Figure record listings:
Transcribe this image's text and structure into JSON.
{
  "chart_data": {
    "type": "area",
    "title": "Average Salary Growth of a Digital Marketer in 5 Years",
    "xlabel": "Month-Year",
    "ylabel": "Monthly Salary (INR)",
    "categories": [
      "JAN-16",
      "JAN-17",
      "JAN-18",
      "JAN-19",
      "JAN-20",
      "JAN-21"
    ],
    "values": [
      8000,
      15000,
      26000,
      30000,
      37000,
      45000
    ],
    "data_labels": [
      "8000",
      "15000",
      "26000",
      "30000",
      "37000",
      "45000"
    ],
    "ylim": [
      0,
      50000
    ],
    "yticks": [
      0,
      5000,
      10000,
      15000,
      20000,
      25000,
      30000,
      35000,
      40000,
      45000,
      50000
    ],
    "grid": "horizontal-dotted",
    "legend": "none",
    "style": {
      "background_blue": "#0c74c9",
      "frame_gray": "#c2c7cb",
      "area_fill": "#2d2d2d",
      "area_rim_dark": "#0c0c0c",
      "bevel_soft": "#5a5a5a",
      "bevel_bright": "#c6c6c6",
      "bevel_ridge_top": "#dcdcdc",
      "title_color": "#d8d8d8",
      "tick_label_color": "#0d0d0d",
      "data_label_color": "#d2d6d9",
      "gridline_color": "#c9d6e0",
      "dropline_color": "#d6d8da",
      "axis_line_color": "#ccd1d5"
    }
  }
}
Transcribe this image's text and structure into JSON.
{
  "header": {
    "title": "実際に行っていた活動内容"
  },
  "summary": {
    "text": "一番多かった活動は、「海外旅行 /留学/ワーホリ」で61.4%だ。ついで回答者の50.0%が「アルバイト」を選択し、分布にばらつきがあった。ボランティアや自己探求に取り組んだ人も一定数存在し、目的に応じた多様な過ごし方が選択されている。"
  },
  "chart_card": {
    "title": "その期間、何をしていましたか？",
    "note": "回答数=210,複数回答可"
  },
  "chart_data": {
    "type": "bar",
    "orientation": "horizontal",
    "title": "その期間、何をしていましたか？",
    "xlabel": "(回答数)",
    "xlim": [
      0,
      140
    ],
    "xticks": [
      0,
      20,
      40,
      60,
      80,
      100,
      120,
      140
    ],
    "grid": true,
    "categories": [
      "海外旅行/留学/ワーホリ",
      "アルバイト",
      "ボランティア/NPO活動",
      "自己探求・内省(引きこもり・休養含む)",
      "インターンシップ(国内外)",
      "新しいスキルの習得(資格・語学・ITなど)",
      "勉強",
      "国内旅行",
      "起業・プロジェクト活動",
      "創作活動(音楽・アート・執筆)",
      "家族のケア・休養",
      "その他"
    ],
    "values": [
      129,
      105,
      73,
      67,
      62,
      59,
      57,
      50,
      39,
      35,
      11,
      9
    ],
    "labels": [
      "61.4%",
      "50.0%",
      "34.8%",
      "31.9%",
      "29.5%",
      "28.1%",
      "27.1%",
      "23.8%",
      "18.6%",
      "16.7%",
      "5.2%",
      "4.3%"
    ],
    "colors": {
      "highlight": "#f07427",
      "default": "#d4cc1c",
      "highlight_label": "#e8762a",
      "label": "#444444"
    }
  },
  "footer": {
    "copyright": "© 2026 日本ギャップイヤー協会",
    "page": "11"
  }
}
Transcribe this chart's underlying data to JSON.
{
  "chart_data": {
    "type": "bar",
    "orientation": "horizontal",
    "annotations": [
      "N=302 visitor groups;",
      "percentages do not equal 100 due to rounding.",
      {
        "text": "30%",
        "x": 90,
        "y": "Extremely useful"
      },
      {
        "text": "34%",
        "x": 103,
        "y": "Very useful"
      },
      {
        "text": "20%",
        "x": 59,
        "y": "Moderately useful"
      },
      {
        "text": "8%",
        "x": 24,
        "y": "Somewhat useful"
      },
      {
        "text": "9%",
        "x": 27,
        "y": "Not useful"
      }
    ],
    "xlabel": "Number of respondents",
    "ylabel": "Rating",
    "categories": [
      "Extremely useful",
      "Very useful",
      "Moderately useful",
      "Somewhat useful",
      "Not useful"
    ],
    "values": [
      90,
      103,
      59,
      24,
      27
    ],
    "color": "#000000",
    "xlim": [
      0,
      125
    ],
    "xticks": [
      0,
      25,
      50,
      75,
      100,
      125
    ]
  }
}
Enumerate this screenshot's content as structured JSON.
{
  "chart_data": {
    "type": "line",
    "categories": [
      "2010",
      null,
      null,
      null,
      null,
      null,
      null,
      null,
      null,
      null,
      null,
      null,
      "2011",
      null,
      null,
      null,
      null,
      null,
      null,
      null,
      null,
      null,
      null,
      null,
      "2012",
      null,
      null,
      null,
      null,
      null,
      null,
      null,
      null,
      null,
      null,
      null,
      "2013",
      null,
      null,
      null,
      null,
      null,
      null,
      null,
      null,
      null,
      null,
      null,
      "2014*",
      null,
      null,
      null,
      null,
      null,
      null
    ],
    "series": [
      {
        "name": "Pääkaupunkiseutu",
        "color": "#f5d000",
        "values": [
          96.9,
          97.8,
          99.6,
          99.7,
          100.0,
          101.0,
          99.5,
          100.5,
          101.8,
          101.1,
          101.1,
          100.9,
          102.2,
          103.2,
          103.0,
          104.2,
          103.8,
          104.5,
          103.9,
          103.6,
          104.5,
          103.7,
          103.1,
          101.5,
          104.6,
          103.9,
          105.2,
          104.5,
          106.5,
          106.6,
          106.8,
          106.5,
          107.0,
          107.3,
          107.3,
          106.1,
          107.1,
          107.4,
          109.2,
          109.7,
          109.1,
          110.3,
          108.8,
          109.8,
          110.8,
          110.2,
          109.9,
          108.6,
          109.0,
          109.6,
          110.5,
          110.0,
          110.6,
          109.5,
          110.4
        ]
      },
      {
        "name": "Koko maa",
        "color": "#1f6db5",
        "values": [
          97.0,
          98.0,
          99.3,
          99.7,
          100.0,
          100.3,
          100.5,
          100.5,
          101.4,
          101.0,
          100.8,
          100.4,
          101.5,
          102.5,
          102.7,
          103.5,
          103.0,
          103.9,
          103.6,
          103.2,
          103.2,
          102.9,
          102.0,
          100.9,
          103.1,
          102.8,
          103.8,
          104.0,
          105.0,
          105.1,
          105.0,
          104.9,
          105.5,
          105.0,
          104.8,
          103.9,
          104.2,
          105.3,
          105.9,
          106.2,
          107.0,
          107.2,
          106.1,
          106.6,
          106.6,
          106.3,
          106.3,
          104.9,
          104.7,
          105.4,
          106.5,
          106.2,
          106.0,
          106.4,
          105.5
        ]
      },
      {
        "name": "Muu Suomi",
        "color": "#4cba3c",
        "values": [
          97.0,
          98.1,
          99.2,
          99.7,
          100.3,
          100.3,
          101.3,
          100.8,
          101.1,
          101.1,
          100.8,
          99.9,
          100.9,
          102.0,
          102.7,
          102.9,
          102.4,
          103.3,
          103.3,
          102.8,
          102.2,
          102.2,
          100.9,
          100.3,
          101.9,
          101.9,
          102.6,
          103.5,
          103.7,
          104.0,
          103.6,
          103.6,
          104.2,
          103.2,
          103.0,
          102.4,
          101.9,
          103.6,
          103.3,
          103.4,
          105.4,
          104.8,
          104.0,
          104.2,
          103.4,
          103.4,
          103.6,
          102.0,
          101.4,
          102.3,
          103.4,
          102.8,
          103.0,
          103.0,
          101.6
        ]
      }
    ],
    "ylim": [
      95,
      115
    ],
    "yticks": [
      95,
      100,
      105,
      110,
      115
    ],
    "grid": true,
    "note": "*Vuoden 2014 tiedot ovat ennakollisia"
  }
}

- What the task asks: Reproduce each record exactly as it appears.

- Full answer:
Transcribe this image's text and structure into JSON.
{
  "chart_data": {
    "type": "area",
    "title": "Average Salary Growth of a Digital Marketer in 5 Years",
    "xlabel": "Month-Year",
    "ylabel": "Monthly Salary (INR)",
    "categories": [
      "JAN-16",
      "JAN-17",
      "JAN-18",
      "JAN-19",
      "JAN-20",
      "JAN-21"
    ],
    "values": [
      8000,
      15000,
      26000,
      30000,
      37000,
      45000
    ],
    "data_labels": [
      "8000",
      "15000",
      "26000",
      "30000",
      "37000",
      "45000"
    ],
    "ylim": [
      0,
      50000
    ],
    "yticks": [
      0,
      5000,
      10000,
      15000,
      20000,
      25000,
      30000,
      35000,
      40000,
      45000,
      50000
    ],
    "grid": "horizontal-dotted",
    "legend": "none",
    "style": {
      "background_blue": "#0c74c9",
      "frame_gray": "#c2c7cb",
      "area_fill": "#2d2d2d",
      "area_rim_dark": "#0c0c0c",
      "bevel_soft": "#5a5a5a",
      "bevel_bright": "#c6c6c6",
      "bevel_ridge_top": "#dcdcdc",
      "title_color": "#d8d8d8",
      "tick_label_color": "#0d0d0d",
      "data_label_color": "#d2d6d9",
      "gridline_color": "#c9d6e0",
      "dropline_color": "#d6d8da",
      "axis_line_color": "#ccd1d5"
    }
  }
}
Transcribe this image's text and structure into JSON.
{
  "header": {
    "title": "実際に行っていた活動内容"
  },
  "summary": {
    "text": "一番多かった活動は、「海外旅行 /留学/ワーホリ」で61.4%だ。ついで回答者の50.0%が「アルバイト」を選択し、分布にばらつきがあった。ボランティアや自己探求に取り組んだ人も一定数存在し、目的に応じた多様な過ごし方が選択されている。"
  },
  "chart_card": {
    "title": "その期間、何をしていましたか？",
    "note": "回答数=210,複数回答可"
  },
  "chart_data": {
    "type": "bar",
    "orientation": "horizontal",
    "title": "その期間、何をしていましたか？",
    "xlabel": "(回答数)",
    "xlim": [
      0,
      140
    ],
    "xticks": [
      0,
      20,
      40,
      60,
      80,
      100,
      120,
      140
    ],
    "grid": true,
    "categories": [
      "海外旅行/留学/ワーホリ",
      "アルバイト",
      "ボランティア/NPO活動",
      "自己探求・内省(引きこもり・休養含む)",
      "インターンシップ(国内外)",
      "新しいスキルの習得(資格・語学・ITなど)",
      "勉強",
      "国内旅行",
      "起業・プロジェクト活動",
      "創作活動(音楽・アート・執筆)",
      "家族のケア・休養",
      "その他"
    ],
    "values": [
      129,
      105,
      73,
      67,
      62,
      59,
      57,
      50,
      39,
      35,
      11,
      9
    ],
    "labels": [
      "61.4%",
      "50.0%",
      "34.8%",
      "31.9%",
      "29.5%",
      "28.1%",
      "27.1%",
      "23.8%",
      "18.6%",
      "16.7%",
      "5.2%",
      "4.3%"
    ],
    "colors": {
      "highlight": "#f07427",
      "default": "#d4cc1c",
      "highlight_label": "#e8762a",
      "label": "#444444"
    }
  },
  "footer": {
    "copyright": "© 2026 日本ギャップイヤー協会",
    "page": "11"
  }
}
Transcribe this chart's underlying data to JSON.
{
  "chart_data": {
    "type": "bar",
    "orientation": "horizontal",
    "annotations": [
      "N=302 visitor groups;",
      "percentages do not equal 100 due to rounding.",
      {
        "text": "30%",
        "x": 90,
        "y": "Extremely useful"
      },
      {
        "text": "34%",
        "x": 103,
        "y": "Very useful"
      },
      {
        "text": "20%",
        "x": 59,
        "y": "Moderately useful"
      },
      {
        "text": "8%",
        "x": 24,
        "y": "Somewhat useful"
      },
      {
        "text": "9%",
        "x": 27,
        "y": "Not useful"
      }
    ],
    "xlabel": "Number of respondents",
    "ylabel": "Rating",
    "categories": [
      "Extremely useful",
      "Very useful",
      "Moderately useful",
      "Somewhat useful",
      "Not useful"
    ],
    "values": [
      90,
      103,
      59,
      24,
      27
    ],
    "color": "#000000",
    "xlim": [
      0,
      125
    ],
    "xticks": [
      0,
      25,
      50,
      75,
      100,
      125
    ]
  }
}
Enumerate this screenshot's content as structured JSON.
{
  "chart_data": {
    "type": "line",
    "categories": [
      "2010",
      null,
      null,
      null,
      null,
      null,
      null,
      null,
      null,
      null,
      null,
      null,
      "2011",
      null,
      null,
      null,
      null,
      null,
      null,
      null,
      null,
      null,
      null,
      null,
      "2012",
      null,
      null,
      null,
      null,
      null,
      null,
      null,
      null,
      null,
      null,
      null,
      "2013",
      null,
      null,
      null,
      null,
      null,
      null,
      null,
      null,
      null,
      null,
      null,
      "2014*",
      null,
      null,
      null,
      null,
      null,
      null
    ],
    "series": [
      {
        "name": "Pääkaupunkiseutu",
        "color": "#f5d000",
        "values": [
          96.9,
          97.8,
          99.6,
          99.7,
          100.0,
          101.0,
          99.5,
          100.5,
          101.8,
          101.1,
          101.1,
          100.9,
          102.2,
          103.2,
          103.0,
          104.2,
          103.8,
          104.5,
          103.9,
          103.6,
          104.5,
          103.7,
          103.1,
          101.5,
          104.6,
          103.9,
          105.2,
          104.5,
          106.5,
          106.6,
          106.8,
          106.5,
          107.0,
          107.3,
          107.3,
          106.1,
          107.1,
          107.4,
          109.2,
          109.7,
          109.1,
          110.3,
          108.8,
          109.8,
          110.8,
          110.2,
          109.9,
          108.6,
          109.0,
          109.6,
          110.5,
          110.0,
          110.6,
          109.5,
          110.4
        ]
      },
      {
        "name": "Koko maa",
        "color": "#1f6db5",
        "values": [
          97.0,
          98.0,
          99.3,
          99.7,
          100.0,
          100.3,
          100.5,
          100.5,
          101.4,
          101.0,
          100.8,
          100.4,
          101.5,
          102.5,
          102.7,
          103.5,
          103.0,
          103.9,
          103.6,
          103.2,
          103.2,
          102.9,
          102.0,
          100.9,
          103.1,
          102.8,
          103.8,
          104.0,
          105.0,
          105.1,
          105.0,
          104.9,
          105.5,
          105.0,
          104.8,
          103.9,
          104.2,
          105.3,
          105.9,
          106.2,
          107.0,
          107.2,
          106.1,
          106.6,
          106.6,
          106.3,
          106.3,
          104.9,
          104.7,
          105.4,
          106.5,
          106.2,
          106.0,
          106.4,
          105.5
        ]
      },
      {
        "name": "Muu Suomi",
        "color": "#4cba3c",
        "values": [
          97.0,
          98.1,
          99.2,
          99.7,
          100.3,
          100.3,
          101.3,
          100.8,
          101.1,
          101.1,
          100.8,
          99.9,
          100.9,
          102.0,
          102.7,
          102.9,
          102.4,
          103.3,
          103.3,
          102.8,
          102.2,
          102.2,
          100.9,
          100.3,
          101.9,
          101.9,
          102.6,
          103.5,
          103.7,
          104.0,
          103.6,
          103.6,
          104.2,
          103.2,
          103.0,
          102.4,
          101.9,
          103.6,
          103.3,
          103.4,
          105.4,
          104.8,
          104.0,
          104.2,
          103.4,
          103.4,
          103.6,
          102.0,
          101.4,
          102.3,
          103.4,
          102.8,
          103.0,
          103.0,
          101.6
        ]
      }
    ],
    "ylim": [
      95,
      115
    ],
    "yticks": [
      95,
      100,
      105,
      110,
      115
    ],
    "grid": true,
    "note": "*Vuoden 2014 tiedot ovat ennakollisia"
  }
}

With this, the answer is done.